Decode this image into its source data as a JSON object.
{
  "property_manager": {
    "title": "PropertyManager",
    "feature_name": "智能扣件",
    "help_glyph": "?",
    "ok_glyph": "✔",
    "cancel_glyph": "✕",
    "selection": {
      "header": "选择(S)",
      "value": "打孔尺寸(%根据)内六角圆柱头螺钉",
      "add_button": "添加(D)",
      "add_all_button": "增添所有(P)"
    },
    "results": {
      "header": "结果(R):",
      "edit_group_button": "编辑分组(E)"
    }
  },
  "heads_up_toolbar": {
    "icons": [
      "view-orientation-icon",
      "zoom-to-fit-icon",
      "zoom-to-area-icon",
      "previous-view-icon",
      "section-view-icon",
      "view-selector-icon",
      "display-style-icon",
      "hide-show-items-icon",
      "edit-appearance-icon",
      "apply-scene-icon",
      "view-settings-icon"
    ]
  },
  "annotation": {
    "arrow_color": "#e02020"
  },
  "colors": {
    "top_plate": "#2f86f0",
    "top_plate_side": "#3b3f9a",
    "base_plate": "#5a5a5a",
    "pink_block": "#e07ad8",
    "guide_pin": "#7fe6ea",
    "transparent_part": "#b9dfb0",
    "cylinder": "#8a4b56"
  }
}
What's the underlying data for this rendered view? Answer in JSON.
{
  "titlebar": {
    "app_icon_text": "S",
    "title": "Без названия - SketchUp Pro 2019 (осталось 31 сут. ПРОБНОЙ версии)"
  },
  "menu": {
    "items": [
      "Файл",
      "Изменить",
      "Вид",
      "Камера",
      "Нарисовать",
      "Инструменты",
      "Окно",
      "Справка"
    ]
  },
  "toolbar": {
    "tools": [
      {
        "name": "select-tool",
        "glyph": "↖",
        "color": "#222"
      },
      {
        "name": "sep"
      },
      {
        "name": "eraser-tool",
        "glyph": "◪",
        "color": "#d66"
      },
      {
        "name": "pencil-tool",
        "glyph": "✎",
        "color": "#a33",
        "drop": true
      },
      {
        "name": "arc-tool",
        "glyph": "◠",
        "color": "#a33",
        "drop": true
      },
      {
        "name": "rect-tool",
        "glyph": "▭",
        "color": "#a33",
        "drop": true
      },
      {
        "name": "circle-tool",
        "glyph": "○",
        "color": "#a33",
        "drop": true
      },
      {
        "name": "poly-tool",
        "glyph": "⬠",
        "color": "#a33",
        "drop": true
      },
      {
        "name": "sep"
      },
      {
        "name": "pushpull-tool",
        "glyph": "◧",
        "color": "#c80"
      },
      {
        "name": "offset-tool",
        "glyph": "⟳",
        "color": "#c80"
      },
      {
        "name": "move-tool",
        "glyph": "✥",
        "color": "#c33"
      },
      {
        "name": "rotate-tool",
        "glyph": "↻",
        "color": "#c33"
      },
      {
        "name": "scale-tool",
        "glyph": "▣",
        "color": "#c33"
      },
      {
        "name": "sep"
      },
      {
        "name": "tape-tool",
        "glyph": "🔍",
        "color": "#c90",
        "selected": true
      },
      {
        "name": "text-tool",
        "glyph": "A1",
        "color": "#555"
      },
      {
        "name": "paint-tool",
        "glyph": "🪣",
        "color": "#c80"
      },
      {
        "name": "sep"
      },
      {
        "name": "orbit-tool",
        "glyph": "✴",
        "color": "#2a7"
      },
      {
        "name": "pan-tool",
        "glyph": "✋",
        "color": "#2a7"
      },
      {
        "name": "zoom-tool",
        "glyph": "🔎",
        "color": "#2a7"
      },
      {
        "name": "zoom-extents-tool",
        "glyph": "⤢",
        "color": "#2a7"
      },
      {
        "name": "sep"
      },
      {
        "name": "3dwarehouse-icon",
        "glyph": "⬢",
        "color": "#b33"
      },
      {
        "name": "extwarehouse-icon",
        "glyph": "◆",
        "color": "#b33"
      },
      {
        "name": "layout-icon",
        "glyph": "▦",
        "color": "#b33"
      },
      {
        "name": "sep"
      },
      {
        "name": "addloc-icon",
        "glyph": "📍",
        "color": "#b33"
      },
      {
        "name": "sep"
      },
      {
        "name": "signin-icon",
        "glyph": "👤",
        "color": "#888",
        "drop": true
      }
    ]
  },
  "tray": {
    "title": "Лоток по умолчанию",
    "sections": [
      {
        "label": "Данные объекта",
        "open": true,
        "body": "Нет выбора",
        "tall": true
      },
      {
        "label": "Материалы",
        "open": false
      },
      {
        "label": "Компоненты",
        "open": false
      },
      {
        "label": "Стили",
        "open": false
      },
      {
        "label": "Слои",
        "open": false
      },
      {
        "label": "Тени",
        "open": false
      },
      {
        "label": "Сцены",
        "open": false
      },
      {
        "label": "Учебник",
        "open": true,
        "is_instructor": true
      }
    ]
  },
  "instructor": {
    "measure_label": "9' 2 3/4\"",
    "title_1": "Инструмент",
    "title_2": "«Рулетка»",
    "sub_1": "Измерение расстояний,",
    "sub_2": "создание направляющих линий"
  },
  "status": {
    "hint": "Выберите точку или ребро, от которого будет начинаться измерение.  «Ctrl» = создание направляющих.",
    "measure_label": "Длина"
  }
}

= = = = =

Scan the material above. Return every line containing the string "data".

Decode this image into its source data as a JSON object.
What's the underlying data for this rendered view? Answer in JSON.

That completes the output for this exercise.